Task brief:
Please copy out the material below line for line, keeping every character unchanged.

>> START Information provided

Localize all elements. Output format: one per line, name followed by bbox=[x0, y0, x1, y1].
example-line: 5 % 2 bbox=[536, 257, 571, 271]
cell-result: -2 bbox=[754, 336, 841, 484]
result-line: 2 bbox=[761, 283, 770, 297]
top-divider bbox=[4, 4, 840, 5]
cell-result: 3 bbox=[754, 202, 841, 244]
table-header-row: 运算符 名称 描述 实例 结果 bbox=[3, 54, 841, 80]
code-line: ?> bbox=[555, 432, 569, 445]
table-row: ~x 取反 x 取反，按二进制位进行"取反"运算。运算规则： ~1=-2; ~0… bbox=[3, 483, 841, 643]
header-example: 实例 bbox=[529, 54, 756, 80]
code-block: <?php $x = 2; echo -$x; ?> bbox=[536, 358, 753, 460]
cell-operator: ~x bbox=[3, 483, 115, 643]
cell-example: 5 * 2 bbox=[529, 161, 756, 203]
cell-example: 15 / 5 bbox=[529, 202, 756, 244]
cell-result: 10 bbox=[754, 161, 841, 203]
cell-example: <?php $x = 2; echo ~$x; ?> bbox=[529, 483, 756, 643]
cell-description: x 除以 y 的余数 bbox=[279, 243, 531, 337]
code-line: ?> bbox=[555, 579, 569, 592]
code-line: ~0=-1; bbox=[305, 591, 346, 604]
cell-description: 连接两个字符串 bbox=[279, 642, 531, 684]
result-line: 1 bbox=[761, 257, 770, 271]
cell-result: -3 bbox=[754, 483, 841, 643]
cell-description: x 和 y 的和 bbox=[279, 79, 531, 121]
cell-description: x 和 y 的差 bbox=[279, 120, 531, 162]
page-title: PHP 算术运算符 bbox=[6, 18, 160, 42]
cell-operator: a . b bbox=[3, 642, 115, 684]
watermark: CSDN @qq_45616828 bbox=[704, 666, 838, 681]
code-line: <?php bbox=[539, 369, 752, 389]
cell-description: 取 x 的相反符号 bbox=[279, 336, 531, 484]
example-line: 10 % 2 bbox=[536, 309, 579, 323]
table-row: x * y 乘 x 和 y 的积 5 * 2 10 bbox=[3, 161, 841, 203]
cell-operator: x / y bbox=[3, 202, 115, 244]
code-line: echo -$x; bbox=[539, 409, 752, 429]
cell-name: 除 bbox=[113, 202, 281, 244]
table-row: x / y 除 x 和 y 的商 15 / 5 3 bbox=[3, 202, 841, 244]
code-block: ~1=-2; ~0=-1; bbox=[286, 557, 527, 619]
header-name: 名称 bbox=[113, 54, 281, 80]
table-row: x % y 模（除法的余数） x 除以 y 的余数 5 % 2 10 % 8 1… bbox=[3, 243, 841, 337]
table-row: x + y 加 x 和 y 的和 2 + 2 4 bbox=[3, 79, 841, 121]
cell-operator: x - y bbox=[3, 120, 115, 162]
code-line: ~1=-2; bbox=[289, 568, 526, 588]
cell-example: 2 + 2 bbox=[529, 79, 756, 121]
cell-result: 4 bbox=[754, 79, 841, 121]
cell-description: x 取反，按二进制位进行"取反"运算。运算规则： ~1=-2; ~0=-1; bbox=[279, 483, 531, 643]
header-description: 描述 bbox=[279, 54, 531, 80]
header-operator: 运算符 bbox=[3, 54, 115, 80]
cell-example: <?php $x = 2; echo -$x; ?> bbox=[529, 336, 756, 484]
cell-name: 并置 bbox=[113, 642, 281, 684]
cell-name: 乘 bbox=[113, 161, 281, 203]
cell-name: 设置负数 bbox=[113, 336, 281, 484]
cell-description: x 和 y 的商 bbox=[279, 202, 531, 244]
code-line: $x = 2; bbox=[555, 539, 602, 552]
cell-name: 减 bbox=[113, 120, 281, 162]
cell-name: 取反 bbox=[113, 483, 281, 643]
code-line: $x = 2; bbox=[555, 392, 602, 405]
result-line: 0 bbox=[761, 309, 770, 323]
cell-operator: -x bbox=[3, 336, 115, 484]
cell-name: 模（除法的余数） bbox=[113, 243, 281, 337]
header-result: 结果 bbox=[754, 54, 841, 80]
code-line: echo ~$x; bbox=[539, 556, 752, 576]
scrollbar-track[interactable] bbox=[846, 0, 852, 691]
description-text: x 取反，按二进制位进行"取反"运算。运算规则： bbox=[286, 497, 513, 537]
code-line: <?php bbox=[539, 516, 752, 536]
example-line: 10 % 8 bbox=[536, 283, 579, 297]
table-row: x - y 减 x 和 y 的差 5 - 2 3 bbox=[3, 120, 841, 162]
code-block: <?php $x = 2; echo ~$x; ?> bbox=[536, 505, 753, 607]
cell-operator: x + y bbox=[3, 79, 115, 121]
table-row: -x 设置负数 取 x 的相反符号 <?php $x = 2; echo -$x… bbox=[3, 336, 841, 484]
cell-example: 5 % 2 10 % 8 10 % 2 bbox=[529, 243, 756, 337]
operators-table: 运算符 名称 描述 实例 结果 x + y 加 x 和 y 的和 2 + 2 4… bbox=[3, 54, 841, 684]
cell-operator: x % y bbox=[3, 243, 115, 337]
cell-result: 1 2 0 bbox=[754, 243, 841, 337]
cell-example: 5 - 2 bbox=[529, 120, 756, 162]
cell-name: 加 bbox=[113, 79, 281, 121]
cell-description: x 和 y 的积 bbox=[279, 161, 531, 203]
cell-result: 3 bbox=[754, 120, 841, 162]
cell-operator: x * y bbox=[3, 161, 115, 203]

>> END Information provided

Final answer:
Localize all elements. Output format: one per line, name followed by bbox=[x0, y0, x1, y1].
example-line: 5 % 2 bbox=[536, 257, 571, 271]
cell-result: -2 bbox=[754, 336, 841, 484]
result-line: 2 bbox=[761, 283, 770, 297]
top-divider bbox=[4, 4, 840, 5]
cell-result: 3 bbox=[754, 202, 841, 244]
table-header-row: 运算符 名称 描述 实例 结果 bbox=[3, 54, 841, 80]
code-line: ?> bbox=[555, 432, 569, 445]
table-row: ~x 取反 x 取反，按二进制位进行"取反"运算。运算规则： ~1=-2; ~0… bbox=[3, 483, 841, 643]
header-example: 实例 bbox=[529, 54, 756, 80]
code-block: <?php $x = 2; echo -$x; ?> bbox=[536, 358, 753, 460]
cell-operator: ~x bbox=[3, 483, 115, 643]
cell-example: 5 * 2 bbox=[529, 161, 756, 203]
cell-example: 15 / 5 bbox=[529, 202, 756, 244]
cell-result: 10 bbox=[754, 161, 841, 203]
cell-example: <?php $x = 2; echo ~$x; ?> bbox=[529, 483, 756, 643]
cell-description: x 除以 y 的余数 bbox=[279, 243, 531, 337]
code-line: ?> bbox=[555, 579, 569, 592]
code-line: ~0=-1; bbox=[305, 591, 346, 604]
cell-description: 连接两个字符串 bbox=[279, 642, 531, 684]
result-line: 1 bbox=[761, 257, 770, 271]
cell-result: -3 bbox=[754, 483, 841, 643]
cell-description: x 和 y 的和 bbox=[279, 79, 531, 121]
cell-description: x 和 y 的差 bbox=[279, 120, 531, 162]
page-title: PHP 算术运算符 bbox=[6, 18, 160, 42]
cell-operator: a . b bbox=[3, 642, 115, 684]
watermark: CSDN @qq_45616828 bbox=[704, 666, 838, 681]
code-line: <?php bbox=[539, 369, 752, 389]
cell-description: 取 x 的相反符号 bbox=[279, 336, 531, 484]
example-line: 10 % 2 bbox=[536, 309, 579, 323]
table-row: x * y 乘 x 和 y 的积 5 * 2 10 bbox=[3, 161, 841, 203]
cell-operator: x / y bbox=[3, 202, 115, 244]
code-line: echo -$x; bbox=[539, 409, 752, 429]
cell-name: 除 bbox=[113, 202, 281, 244]
table-row: x / y 除 x 和 y 的商 15 / 5 3 bbox=[3, 202, 841, 244]
code-block: ~1=-2; ~0=-1; bbox=[286, 557, 527, 619]
header-name: 名称 bbox=[113, 54, 281, 80]
table-row: x % y 模（除法的余数） x 除以 y 的余数 5 % 2 10 % 8 1… bbox=[3, 243, 841, 337]
table-row: x + y 加 x 和 y 的和 2 + 2 4 bbox=[3, 79, 841, 121]
cell-operator: x - y bbox=[3, 120, 115, 162]
code-line: ~1=-2; bbox=[289, 568, 526, 588]
cell-example: 2 + 2 bbox=[529, 79, 756, 121]
cell-result: 4 bbox=[754, 79, 841, 121]
cell-description: x 取反，按二进制位进行"取反"运算。运算规则： ~1=-2; ~0=-1; bbox=[279, 483, 531, 643]
header-description: 描述 bbox=[279, 54, 531, 80]
header-operator: 运算符 bbox=[3, 54, 115, 80]
cell-example: <?php $x = 2; echo -$x; ?> bbox=[529, 336, 756, 484]
cell-name: 并置 bbox=[113, 642, 281, 684]
cell-name: 乘 bbox=[113, 161, 281, 203]
cell-name: 设置负数 bbox=[113, 336, 281, 484]
cell-description: x 和 y 的商 bbox=[279, 202, 531, 244]
code-line: $x = 2; bbox=[555, 539, 602, 552]
cell-name: 减 bbox=[113, 120, 281, 162]
cell-name: 取反 bbox=[113, 483, 281, 643]
code-line: $x = 2; bbox=[555, 392, 602, 405]
result-line: 0 bbox=[761, 309, 770, 323]
cell-operator: -x bbox=[3, 336, 115, 484]
cell-name: 模（除法的余数） bbox=[113, 243, 281, 337]
header-result: 结果 bbox=[754, 54, 841, 80]
code-line: echo ~$x; bbox=[539, 556, 752, 576]
scrollbar-track[interactable] bbox=[846, 0, 852, 691]
description-text: x 取反，按二进制位进行"取反"运算。运算规则： bbox=[286, 497, 513, 537]
code-line: <?php bbox=[539, 516, 752, 536]
example-line: 10 % 8 bbox=[536, 283, 579, 297]
table-row: x - y 减 x 和 y 的差 5 - 2 3 bbox=[3, 120, 841, 162]
code-block: <?php $x = 2; echo ~$x; ?> bbox=[536, 505, 753, 607]
cell-operator: x + y bbox=[3, 79, 115, 121]
table-row: -x 设置负数 取 x 的相反符号 <?php $x = 2; echo -$x… bbox=[3, 336, 841, 484]
cell-example: 5 % 2 10 % 8 10 % 2 bbox=[529, 243, 756, 337]
operators-table: 运算符 名称 描述 实例 结果 x + y 加 x 和 y 的和 2 + 2 4… bbox=[3, 54, 841, 684]
cell-operator: x % y bbox=[3, 243, 115, 337]
cell-result: 1 2 0 bbox=[754, 243, 841, 337]
cell-example: 5 - 2 bbox=[529, 120, 756, 162]
cell-name: 加 bbox=[113, 79, 281, 121]
cell-description: x 和 y 的积 bbox=[279, 161, 531, 203]
cell-result: 3 bbox=[754, 120, 841, 162]
cell-operator: x * y bbox=[3, 161, 115, 203]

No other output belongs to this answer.